Listed entries:
[START]

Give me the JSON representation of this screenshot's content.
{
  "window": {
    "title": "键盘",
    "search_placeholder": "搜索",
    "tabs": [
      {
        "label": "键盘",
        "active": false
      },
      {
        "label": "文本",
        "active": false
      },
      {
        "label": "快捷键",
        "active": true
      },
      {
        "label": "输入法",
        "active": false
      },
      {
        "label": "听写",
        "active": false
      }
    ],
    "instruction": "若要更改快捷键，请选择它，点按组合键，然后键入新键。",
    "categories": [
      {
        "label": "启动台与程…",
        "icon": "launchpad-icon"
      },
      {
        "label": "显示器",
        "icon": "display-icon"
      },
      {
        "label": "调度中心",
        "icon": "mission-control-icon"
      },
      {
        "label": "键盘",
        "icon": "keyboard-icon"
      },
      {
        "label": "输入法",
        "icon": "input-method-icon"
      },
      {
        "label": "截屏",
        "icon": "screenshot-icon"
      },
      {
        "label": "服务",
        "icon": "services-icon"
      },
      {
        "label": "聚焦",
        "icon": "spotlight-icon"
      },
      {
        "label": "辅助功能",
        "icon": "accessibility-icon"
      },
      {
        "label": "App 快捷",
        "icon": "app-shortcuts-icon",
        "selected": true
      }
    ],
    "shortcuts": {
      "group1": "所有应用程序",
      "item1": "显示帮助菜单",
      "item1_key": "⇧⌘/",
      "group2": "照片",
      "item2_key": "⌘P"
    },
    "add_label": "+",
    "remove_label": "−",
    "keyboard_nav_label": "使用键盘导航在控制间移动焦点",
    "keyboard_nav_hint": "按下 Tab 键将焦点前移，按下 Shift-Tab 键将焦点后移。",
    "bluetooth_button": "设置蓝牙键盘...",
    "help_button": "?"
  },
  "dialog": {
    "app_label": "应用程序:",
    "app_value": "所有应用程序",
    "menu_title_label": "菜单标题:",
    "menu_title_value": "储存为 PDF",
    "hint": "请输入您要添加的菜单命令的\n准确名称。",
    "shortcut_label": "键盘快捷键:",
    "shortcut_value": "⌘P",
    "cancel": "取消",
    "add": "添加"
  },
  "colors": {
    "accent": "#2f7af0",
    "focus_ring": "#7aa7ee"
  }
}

[END]

Short exercise: Each line above must be reproduced exactly as it stands.

Task answer:
Give me the JSON representation of this screenshot's content.
{
  "window": {
    "title": "键盘",
    "search_placeholder": "搜索",
    "tabs": [
      {
        "label": "键盘",
        "active": false
      },
      {
        "label": "文本",
        "active": false
      },
      {
        "label": "快捷键",
        "active": true
      },
      {
        "label": "输入法",
        "active": false
      },
      {
        "label": "听写",
        "active": false
      }
    ],
    "instruction": "若要更改快捷键，请选择它，点按组合键，然后键入新键。",
    "categories": [
      {
        "label": "启动台与程…",
        "icon": "launchpad-icon"
      },
      {
        "label": "显示器",
        "icon": "display-icon"
      },
      {
        "label": "调度中心",
        "icon": "mission-control-icon"
      },
      {
        "label": "键盘",
        "icon": "keyboard-icon"
      },
      {
        "label": "输入法",
        "icon": "input-method-icon"
      },
      {
        "label": "截屏",
        "icon": "screenshot-icon"
      },
      {
        "label": "服务",
        "icon": "services-icon"
      },
      {
        "label": "聚焦",
        "icon": "spotlight-icon"
      },
      {
        "label": "辅助功能",
        "icon": "accessibility-icon"
      },
      {
        "label": "App 快捷",
        "icon": "app-shortcuts-icon",
        "selected": true
      }
    ],
    "shortcuts": {
      "group1": "所有应用程序",
      "item1": "显示帮助菜单",
      "item1_key": "⇧⌘/",
      "group2": "照片",
      "item2_key": "⌘P"
    },
    "add_label": "+",
    "remove_label": "−",
    "keyboard_nav_label": "使用键盘导航在控制间移动焦点",
    "keyboard_nav_hint": "按下 Tab 键将焦点前移，按下 Shift-Tab 键将焦点后移。",
    "bluetooth_button": "设置蓝牙键盘...",
    "help_button": "?"
  },
  "dialog": {
    "app_label": "应用程序:",
    "app_value": "所有应用程序",
    "menu_title_label": "菜单标题:",
    "menu_title_value": "储存为 PDF",
    "hint": "请输入您要添加的菜单命令的\n准确名称。",
    "shortcut_label": "键盘快捷键:",
    "shortcut_value": "⌘P",
    "cancel": "取消",
    "add": "添加"
  },
  "colors": {
    "accent": "#2f7af0",
    "focus_ring": "#7aa7ee"
  }
}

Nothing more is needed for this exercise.